To be done: Write out every single entry exactly.
---------- Data
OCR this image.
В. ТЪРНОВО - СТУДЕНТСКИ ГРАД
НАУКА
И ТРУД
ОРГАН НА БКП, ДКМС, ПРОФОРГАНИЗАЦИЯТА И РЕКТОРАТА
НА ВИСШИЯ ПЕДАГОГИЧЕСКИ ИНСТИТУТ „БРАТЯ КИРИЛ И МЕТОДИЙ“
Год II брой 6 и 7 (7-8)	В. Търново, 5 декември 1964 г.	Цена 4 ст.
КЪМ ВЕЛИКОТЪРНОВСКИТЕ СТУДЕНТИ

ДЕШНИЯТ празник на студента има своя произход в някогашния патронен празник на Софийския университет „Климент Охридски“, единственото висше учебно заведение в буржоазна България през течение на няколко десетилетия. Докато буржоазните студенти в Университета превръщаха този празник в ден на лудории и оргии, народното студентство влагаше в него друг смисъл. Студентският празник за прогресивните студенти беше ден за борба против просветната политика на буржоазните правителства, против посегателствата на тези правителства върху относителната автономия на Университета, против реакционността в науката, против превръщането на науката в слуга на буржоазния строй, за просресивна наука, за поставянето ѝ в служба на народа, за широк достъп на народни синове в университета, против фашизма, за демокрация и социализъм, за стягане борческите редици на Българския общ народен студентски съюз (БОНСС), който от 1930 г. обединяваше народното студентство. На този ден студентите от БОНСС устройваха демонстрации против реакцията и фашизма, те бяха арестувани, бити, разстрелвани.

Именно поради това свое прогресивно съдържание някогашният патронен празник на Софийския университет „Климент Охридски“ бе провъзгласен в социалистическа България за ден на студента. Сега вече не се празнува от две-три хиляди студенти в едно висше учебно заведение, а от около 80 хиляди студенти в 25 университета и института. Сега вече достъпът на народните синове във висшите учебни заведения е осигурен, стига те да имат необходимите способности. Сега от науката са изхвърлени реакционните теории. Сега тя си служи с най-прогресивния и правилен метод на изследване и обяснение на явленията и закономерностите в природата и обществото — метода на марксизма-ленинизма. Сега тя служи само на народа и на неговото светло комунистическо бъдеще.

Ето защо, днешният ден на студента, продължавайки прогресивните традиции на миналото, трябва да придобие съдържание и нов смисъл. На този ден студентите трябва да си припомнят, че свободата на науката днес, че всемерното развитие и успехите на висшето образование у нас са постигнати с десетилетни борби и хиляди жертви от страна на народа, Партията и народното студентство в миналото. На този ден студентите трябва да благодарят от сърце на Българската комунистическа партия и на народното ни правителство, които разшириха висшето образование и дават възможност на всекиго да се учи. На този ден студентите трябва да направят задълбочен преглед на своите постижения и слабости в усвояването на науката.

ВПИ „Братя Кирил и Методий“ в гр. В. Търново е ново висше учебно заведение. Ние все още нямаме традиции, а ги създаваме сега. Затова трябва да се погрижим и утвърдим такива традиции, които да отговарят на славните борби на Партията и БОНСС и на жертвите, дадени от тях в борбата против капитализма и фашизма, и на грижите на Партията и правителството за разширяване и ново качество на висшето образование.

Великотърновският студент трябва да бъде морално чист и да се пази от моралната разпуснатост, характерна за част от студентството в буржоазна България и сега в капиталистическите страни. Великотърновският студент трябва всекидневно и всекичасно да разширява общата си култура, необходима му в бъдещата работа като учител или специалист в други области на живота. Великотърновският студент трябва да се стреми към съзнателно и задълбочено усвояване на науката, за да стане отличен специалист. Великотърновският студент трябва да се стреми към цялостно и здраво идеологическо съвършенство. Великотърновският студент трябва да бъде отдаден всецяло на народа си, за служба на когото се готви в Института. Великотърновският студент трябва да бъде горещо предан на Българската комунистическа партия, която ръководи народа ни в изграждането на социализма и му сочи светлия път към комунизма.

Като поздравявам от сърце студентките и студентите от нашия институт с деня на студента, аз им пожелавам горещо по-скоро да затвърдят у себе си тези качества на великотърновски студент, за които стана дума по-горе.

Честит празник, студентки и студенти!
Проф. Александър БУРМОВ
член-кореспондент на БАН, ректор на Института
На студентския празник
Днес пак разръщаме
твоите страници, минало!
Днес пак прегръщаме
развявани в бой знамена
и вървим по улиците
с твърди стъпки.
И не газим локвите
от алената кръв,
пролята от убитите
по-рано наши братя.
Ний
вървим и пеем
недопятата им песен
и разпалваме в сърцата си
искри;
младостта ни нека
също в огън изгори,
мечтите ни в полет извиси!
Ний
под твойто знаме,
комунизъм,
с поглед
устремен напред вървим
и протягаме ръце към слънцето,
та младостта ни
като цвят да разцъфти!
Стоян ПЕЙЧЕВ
--------------------
The solution:
OCR this image.
В. ТЪРНОВО - СТУДЕНТСКИ ГРАД
НАУКА
И ТРУД
ОРГАН НА БКП, ДКМС, ПРОФОРГАНИЗАЦИЯТА И РЕКТОРАТА
НА ВИСШИЯ ПЕДАГОГИЧЕСКИ ИНСТИТУТ „БРАТЯ КИРИЛ И МЕТОДИЙ“
Год II брой 6 и 7 (7-8)	В. Търново, 5 декември 1964 г.	Цена 4 ст.
КЪМ ВЕЛИКОТЪРНОВСКИТЕ СТУДЕНТИ

ДЕШНИЯТ празник на студента има своя произход в някогашния патронен празник на Софийския университет „Климент Охридски“, единственото висше учебно заведение в буржоазна България през течение на няколко десетилетия. Докато буржоазните студенти в Университета превръщаха този празник в ден на лудории и оргии, народното студентство влагаше в него друг смисъл. Студентският празник за прогресивните студенти беше ден за борба против просветната политика на буржоазните правителства, против посегателствата на тези правителства върху относителната автономия на Университета, против реакционността в науката, против превръщането на науката в слуга на буржоазния строй, за просресивна наука, за поставянето ѝ в служба на народа, за широк достъп на народни синове в университета, против фашизма, за демокрация и социализъм, за стягане борческите редици на Българския общ народен студентски съюз (БОНСС), който от 1930 г. обединяваше народното студентство. На този ден студентите от БОНСС устройваха демонстрации против реакцията и фашизма, те бяха арестувани, бити, разстрелвани.

Именно поради това свое прогресивно съдържание някогашният патронен празник на Софийския университет „Климент Охридски“ бе провъзгласен в социалистическа България за ден на студента. Сега вече не се празнува от две-три хиляди студенти в едно висше учебно заведение, а от около 80 хиляди студенти в 25 университета и института. Сега вече достъпът на народните синове във висшите учебни заведения е осигурен, стига те да имат необходимите способности. Сега от науката са изхвърлени реакционните теории. Сега тя си служи с най-прогресивния и правилен метод на изследване и обяснение на явленията и закономерностите в природата и обществото — метода на марксизма-ленинизма. Сега тя служи само на народа и на неговото светло комунистическо бъдеще.

Ето защо, днешният ден на студента, продължавайки прогресивните традиции на миналото, трябва да придобие съдържание и нов смисъл. На този ден студентите трябва да си припомнят, че свободата на науката днес, че всемерното развитие и успехите на висшето образование у нас са постигнати с десетилетни борби и хиляди жертви от страна на народа, Партията и народното студентство в миналото. На този ден студентите трябва да благодарят от сърце на Българската комунистическа партия и на народното ни правителство, които разшириха висшето образование и дават възможност на всекиго да се учи. На този ден студентите трябва да направят задълбочен преглед на своите постижения и слабости в усвояването на науката.

ВПИ „Братя Кирил и Методий“ в гр. В. Търново е ново висше учебно заведение. Ние все още нямаме традиции, а ги създаваме сега. Затова трябва да се погрижим и утвърдим такива традиции, които да отговарят на славните борби на Партията и БОНСС и на жертвите, дадени от тях в борбата против капитализма и фашизма, и на грижите на Партията и правителството за разширяване и ново качество на висшето образование.

Великотърновският студент трябва да бъде морално чист и да се пази от моралната разпуснатост, характерна за част от студентството в буржоазна България и сега в капиталистическите страни. Великотърновският студент трябва всекидневно и всекичасно да разширява общата си култура, необходима му в бъдещата работа като учител или специалист в други области на живота. Великотърновският студент трябва да се стреми към съзнателно и задълбочено усвояване на науката, за да стане отличен специалист. Великотърновският студент трябва да се стреми към цялостно и здраво идеологическо съвършенство. Великотърновският студент трябва да бъде отдаден всецяло на народа си, за служба на когото се готви в Института. Великотърновският студент трябва да бъде горещо предан на Българската комунистическа партия, която ръководи народа ни в изграждането на социализма и му сочи светлия път към комунизма.

Като поздравявам от сърце студентките и студентите от нашия институт с деня на студента, аз им пожелавам горещо по-скоро да затвърдят у себе си тези качества на великотърновски студент, за които стана дума по-горе.

Честит празник, студентки и студенти!
Проф. Александър БУРМОВ
член-кореспондент на БАН, ректор на Института
На студентския празник
Днес пак разръщаме
твоите страници, минало!
Днес пак прегръщаме
развявани в бой знамена
и вървим по улиците
с твърди стъпки.
И не газим локвите
от алената кръв,
пролята от убитите
по-рано наши братя.
Ний
вървим и пеем
недопятата им песен
и разпалваме в сърцата си
искри;
младостта ни нека
също в огън изгори,
мечтите ни в полет извиси!
Ний
под твойто знаме,
комунизъм,
с поглед
устремен напред вървим
и протягаме ръце към слънцето,
та младостта ни
като цвят да разцъфти!
Стоян ПЕЙЧЕВ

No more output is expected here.